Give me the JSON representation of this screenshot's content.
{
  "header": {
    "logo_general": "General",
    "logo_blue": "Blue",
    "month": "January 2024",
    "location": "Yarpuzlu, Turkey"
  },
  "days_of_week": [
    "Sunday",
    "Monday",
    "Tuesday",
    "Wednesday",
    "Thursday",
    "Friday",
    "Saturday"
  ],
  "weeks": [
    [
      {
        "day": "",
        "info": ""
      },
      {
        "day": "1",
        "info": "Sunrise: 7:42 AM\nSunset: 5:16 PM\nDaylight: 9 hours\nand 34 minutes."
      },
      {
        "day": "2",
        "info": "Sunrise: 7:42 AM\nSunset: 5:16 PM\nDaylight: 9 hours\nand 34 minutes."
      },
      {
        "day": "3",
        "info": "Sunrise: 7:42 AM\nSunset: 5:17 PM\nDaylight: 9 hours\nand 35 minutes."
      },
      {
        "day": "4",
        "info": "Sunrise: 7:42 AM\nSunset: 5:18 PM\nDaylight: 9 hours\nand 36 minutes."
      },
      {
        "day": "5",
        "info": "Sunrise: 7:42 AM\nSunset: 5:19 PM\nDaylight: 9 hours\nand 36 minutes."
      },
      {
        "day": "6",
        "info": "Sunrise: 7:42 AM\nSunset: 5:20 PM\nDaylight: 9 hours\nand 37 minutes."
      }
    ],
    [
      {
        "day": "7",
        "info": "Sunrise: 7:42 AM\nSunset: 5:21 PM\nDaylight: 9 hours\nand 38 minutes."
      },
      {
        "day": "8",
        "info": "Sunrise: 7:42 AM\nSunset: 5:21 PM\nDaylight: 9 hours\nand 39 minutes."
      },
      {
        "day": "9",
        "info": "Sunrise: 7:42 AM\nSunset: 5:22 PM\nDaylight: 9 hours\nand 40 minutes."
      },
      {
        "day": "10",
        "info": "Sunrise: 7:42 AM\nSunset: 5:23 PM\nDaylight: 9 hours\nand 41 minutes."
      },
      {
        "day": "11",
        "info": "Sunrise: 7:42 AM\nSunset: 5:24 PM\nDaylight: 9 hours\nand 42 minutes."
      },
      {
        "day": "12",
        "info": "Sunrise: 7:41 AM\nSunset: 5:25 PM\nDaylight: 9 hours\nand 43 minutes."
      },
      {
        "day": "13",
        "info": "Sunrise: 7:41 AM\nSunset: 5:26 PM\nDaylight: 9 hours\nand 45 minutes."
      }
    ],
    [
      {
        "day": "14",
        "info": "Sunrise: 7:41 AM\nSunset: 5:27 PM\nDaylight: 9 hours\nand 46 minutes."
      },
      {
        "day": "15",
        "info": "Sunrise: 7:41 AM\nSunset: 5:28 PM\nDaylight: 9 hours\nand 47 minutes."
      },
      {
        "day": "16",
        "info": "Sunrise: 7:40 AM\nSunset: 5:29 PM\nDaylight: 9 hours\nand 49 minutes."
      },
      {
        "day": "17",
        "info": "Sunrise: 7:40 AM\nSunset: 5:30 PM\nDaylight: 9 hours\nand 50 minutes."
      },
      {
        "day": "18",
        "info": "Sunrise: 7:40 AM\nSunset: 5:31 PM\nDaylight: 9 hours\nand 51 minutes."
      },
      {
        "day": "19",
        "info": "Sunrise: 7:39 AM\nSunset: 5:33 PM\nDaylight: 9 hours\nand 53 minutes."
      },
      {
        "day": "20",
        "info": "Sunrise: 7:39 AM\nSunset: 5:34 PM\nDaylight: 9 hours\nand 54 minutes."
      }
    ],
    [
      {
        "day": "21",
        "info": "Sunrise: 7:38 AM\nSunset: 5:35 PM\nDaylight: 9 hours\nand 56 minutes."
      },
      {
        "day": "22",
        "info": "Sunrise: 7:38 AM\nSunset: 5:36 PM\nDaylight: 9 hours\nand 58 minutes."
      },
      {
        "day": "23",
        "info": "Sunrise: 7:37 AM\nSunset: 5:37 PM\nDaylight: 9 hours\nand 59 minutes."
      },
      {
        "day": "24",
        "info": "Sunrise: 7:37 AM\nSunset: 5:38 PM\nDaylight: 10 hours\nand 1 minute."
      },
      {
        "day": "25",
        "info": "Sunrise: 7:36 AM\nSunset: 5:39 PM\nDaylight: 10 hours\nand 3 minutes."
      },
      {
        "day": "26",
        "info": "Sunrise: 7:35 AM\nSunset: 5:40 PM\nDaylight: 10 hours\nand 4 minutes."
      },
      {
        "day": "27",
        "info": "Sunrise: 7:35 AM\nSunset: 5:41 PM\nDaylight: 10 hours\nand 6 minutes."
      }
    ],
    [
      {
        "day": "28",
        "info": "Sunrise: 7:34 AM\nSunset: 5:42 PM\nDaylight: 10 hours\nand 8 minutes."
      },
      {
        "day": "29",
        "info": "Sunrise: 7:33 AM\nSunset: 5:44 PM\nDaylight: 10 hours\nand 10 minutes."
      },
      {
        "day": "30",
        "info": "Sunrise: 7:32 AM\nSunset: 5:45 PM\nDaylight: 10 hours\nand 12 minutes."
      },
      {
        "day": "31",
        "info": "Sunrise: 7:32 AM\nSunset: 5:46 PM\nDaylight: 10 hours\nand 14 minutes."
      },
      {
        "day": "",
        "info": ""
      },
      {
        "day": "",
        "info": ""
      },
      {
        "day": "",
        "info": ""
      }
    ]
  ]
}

━━━━━━

§ EXERCISE AIM
All of the material above needs to be retyped word for word.

§ RESULT OF THIS TASK
Give me the JSON representation of this screenshot's content.
{
  "header": {
    "logo_general": "General",
    "logo_blue": "Blue",
    "month": "January 2024",
    "location": "Yarpuzlu, Turkey"
  },
  "days_of_week": [
    "Sunday",
    "Monday",
    "Tuesday",
    "Wednesday",
    "Thursday",
    "Friday",
    "Saturday"
  ],
  "weeks": [
    [
      {
        "day": "",
        "info": ""
      },
      {
        "day": "1",
        "info": "Sunrise: 7:42 AM\nSunset: 5:16 PM\nDaylight: 9 hours\nand 34 minutes."
      },
      {
        "day": "2",
        "info": "Sunrise: 7:42 AM\nSunset: 5:16 PM\nDaylight: 9 hours\nand 34 minutes."
      },
      {
        "day": "3",
        "info": "Sunrise: 7:42 AM\nSunset: 5:17 PM\nDaylight: 9 hours\nand 35 minutes."
      },
      {
        "day": "4",
        "info": "Sunrise: 7:42 AM\nSunset: 5:18 PM\nDaylight: 9 hours\nand 36 minutes."
      },
      {
        "day": "5",
        "info": "Sunrise: 7:42 AM\nSunset: 5:19 PM\nDaylight: 9 hours\nand 36 minutes."
      },
      {
        "day": "6",
        "info": "Sunrise: 7:42 AM\nSunset: 5:20 PM\nDaylight: 9 hours\nand 37 minutes."
      }
    ],
    [
      {
        "day": "7",
        "info": "Sunrise: 7:42 AM\nSunset: 5:21 PM\nDaylight: 9 hours\nand 38 minutes."
      },
      {
        "day": "8",
        "info": "Sunrise: 7:42 AM\nSunset: 5:21 PM\nDaylight: 9 hours\nand 39 minutes."
      },
      {
        "day": "9",
        "info": "Sunrise: 7:42 AM\nSunset: 5:22 PM\nDaylight: 9 hours\nand 40 minutes."
      },
      {
        "day": "10",
        "info": "Sunrise: 7:42 AM\nSunset: 5:23 PM\nDaylight: 9 hours\nand 41 minutes."
      },
      {
        "day": "11",
        "info": "Sunrise: 7:42 AM\nSunset: 5:24 PM\nDaylight: 9 hours\nand 42 minutes."
      },
      {
        "day": "12",
        "info": "Sunrise: 7:41 AM\nSunset: 5:25 PM\nDaylight: 9 hours\nand 43 minutes."
      },
      {
        "day": "13",
        "info": "Sunrise: 7:41 AM\nSunset: 5:26 PM\nDaylight: 9 hours\nand 45 minutes."
      }
    ],
    [
      {
        "day": "14",
        "info": "Sunrise: 7:41 AM\nSunset: 5:27 PM\nDaylight: 9 hours\nand 46 minutes."
      },
      {
        "day": "15",
        "info": "Sunrise: 7:41 AM\nSunset: 5:28 PM\nDaylight: 9 hours\nand 47 minutes."
      },
      {
        "day": "16",
        "info": "Sunrise: 7:40 AM\nSunset: 5:29 PM\nDaylight: 9 hours\nand 49 minutes."
      },
      {
        "day": "17",
        "info": "Sunrise: 7:40 AM\nSunset: 5:30 PM\nDaylight: 9 hours\nand 50 minutes."
      },
      {
        "day": "18",
        "info": "Sunrise: 7:40 AM\nSunset: 5:31 PM\nDaylight: 9 hours\nand 51 minutes."
      },
      {
        "day": "19",
        "info": "Sunrise: 7:39 AM\nSunset: 5:33 PM\nDaylight: 9 hours\nand 53 minutes."
      },
      {
        "day": "20",
        "info": "Sunrise: 7:39 AM\nSunset: 5:34 PM\nDaylight: 9 hours\nand 54 minutes."
      }
    ],
    [
      {
        "day": "21",
        "info": "Sunrise: 7:38 AM\nSunset: 5:35 PM\nDaylight: 9 hours\nand 56 minutes."
      },
      {
        "day": "22",
        "info": "Sunrise: 7:38 AM\nSunset: 5:36 PM\nDaylight: 9 hours\nand 58 minutes."
      },
      {
        "day": "23",
        "info": "Sunrise: 7:37 AM\nSunset: 5:37 PM\nDaylight: 9 hours\nand 59 minutes."
      },
      {
        "day": "24",
        "info": "Sunrise: 7:37 AM\nSunset: 5:38 PM\nDaylight: 10 hours\nand 1 minute."
      },
      {
        "day": "25",
        "info": "Sunrise: 7:36 AM\nSunset: 5:39 PM\nDaylight: 10 hours\nand 3 minutes."
      },
      {
        "day": "26",
        "info": "Sunrise: 7:35 AM\nSunset: 5:40 PM\nDaylight: 10 hours\nand 4 minutes."
      },
      {
        "day": "27",
        "info": "Sunrise: 7:35 AM\nSunset: 5:41 PM\nDaylight: 10 hours\nand 6 minutes."
      }
    ],
    [
      {
        "day": "28",
        "info": "Sunrise: 7:34 AM\nSunset: 5:42 PM\nDaylight: 10 hours\nand 8 minutes."
      },
      {
        "day": "29",
        "info": "Sunrise: 7:33 AM\nSunset: 5:44 PM\nDaylight: 10 hours\nand 10 minutes."
      },
      {
        "day": "30",
        "info": "Sunrise: 7:32 AM\nSunset: 5:45 PM\nDaylight: 10 hours\nand 12 minutes."
      },
      {
        "day": "31",
        "info": "Sunrise: 7:32 AM\nSunset: 5:46 PM\nDaylight: 10 hours\nand 14 minutes."
      },
      {
        "day": "",
        "info": ""
      },
      {
        "day": "",
        "info": ""
      },
      {
        "day": "",
        "info": ""
      }
    ]
  ]
}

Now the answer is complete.